### WHAT IS REQUIRED
Each line that holds the word "Pagal" is to be identified and copied.

--- BEGIN INPUT MATERIAL ---

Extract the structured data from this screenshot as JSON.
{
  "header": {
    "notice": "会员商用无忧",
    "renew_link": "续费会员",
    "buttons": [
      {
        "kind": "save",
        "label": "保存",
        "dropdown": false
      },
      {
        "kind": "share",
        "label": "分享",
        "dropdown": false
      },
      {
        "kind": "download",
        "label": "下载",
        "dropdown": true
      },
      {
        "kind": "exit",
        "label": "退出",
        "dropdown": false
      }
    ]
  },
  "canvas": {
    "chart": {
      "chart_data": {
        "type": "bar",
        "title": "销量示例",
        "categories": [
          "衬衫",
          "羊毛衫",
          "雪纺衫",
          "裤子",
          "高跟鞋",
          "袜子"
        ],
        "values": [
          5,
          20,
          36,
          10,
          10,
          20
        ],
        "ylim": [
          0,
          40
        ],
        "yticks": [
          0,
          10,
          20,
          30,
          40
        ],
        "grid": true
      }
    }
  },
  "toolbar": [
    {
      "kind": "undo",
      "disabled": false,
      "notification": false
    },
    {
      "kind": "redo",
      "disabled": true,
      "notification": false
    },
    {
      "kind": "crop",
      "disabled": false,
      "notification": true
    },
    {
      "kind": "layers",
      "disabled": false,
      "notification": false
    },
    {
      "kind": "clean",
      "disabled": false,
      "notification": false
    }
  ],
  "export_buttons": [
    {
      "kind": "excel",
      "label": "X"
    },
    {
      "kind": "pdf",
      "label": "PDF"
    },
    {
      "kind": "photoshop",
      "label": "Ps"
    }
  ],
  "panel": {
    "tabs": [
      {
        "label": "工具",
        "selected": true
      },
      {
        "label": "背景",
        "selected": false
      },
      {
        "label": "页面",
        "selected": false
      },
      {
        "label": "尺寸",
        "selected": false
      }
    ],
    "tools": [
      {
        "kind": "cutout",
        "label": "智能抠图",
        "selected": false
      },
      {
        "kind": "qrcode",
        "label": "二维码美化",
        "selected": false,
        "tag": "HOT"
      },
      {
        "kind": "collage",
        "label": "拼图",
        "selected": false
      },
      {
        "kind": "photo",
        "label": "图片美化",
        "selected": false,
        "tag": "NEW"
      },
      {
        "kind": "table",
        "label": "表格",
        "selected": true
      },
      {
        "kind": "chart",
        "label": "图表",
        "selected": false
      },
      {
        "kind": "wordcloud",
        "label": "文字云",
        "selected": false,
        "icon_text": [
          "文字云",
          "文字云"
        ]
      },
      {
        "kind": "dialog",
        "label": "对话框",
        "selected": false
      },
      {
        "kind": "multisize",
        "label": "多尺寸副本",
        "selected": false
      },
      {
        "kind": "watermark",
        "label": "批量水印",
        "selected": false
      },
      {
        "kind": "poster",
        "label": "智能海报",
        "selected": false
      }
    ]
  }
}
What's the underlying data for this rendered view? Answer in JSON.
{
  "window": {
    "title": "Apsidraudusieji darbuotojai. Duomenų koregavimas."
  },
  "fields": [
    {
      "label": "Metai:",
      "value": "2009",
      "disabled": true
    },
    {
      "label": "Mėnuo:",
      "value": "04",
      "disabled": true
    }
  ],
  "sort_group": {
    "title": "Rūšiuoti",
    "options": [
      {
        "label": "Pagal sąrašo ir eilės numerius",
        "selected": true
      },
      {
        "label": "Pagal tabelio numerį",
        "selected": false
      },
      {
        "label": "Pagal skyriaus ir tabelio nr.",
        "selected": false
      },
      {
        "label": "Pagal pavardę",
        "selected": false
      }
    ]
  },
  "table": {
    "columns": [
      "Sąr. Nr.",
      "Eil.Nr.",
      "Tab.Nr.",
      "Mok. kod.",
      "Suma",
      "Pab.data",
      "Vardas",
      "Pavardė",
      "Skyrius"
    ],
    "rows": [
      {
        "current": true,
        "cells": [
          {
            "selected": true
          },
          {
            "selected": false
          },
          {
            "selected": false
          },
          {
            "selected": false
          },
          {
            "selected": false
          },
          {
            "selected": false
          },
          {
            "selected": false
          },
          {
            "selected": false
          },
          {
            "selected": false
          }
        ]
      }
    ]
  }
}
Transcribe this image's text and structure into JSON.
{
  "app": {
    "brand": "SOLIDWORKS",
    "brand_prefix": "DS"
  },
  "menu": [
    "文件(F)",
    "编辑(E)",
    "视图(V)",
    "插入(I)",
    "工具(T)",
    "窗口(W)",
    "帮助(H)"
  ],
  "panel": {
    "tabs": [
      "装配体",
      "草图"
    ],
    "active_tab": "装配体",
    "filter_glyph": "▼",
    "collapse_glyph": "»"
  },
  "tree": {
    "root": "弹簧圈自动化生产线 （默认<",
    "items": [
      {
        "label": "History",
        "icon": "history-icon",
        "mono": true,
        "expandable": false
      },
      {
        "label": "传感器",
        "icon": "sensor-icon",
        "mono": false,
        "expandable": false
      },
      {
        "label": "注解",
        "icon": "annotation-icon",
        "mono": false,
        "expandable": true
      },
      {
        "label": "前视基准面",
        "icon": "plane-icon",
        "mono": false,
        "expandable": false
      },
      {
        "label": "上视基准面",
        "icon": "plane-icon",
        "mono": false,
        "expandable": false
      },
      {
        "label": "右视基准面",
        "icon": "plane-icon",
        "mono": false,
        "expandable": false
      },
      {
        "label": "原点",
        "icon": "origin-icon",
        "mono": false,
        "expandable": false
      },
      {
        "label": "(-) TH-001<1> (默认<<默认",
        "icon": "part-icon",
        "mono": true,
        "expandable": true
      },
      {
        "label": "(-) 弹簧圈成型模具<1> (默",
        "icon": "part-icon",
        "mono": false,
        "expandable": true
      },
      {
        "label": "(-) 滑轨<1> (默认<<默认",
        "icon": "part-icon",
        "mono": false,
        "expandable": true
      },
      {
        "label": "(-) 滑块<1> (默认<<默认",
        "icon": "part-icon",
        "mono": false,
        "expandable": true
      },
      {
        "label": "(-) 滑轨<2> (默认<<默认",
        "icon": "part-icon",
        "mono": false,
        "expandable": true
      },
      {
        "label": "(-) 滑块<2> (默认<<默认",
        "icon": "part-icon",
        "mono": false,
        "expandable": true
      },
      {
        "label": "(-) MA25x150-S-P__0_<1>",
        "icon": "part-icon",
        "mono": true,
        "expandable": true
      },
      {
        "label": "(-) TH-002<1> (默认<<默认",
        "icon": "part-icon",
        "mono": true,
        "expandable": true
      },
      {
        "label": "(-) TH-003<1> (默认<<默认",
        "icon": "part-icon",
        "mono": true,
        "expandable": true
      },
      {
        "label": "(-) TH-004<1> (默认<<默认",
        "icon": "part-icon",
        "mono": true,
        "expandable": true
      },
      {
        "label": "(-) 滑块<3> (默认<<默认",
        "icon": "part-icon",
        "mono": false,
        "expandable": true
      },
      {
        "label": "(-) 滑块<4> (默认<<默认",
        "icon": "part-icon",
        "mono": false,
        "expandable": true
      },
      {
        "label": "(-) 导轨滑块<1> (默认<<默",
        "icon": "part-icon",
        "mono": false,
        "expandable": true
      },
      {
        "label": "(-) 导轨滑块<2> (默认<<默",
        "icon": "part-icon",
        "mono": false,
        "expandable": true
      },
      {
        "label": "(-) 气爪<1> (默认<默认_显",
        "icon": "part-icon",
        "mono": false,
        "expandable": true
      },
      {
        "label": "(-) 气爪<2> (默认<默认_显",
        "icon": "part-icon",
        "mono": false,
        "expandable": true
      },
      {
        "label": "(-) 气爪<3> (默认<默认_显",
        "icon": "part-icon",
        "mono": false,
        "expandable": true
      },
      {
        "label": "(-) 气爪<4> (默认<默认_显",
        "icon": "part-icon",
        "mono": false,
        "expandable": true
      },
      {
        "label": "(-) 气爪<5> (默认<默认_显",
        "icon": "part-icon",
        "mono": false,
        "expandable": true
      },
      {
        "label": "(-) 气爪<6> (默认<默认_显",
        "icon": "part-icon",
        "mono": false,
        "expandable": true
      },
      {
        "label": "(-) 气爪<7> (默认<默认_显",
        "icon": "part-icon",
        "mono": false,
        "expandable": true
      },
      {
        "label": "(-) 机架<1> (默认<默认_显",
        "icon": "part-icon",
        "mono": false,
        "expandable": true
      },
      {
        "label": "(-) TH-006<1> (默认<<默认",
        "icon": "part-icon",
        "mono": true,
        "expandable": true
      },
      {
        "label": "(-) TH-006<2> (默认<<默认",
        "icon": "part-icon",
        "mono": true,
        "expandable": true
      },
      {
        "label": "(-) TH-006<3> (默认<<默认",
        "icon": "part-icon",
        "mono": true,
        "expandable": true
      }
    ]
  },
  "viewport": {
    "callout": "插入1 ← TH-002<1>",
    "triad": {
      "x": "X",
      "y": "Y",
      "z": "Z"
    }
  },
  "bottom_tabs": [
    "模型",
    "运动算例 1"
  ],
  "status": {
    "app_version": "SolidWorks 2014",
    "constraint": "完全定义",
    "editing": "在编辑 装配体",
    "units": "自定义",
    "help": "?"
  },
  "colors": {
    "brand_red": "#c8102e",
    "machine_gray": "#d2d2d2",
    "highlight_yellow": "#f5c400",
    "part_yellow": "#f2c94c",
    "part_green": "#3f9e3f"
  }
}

--- END INPUT MATERIAL ---

### EXERCISE RESULT
        "label": "Pagal sąrašo ir eilės numerius",
        "label": "Pagal tabelio numerį",
        "label": "Pagal skyriaus ir tabelio nr.",
        "label": "Pagal pavardę",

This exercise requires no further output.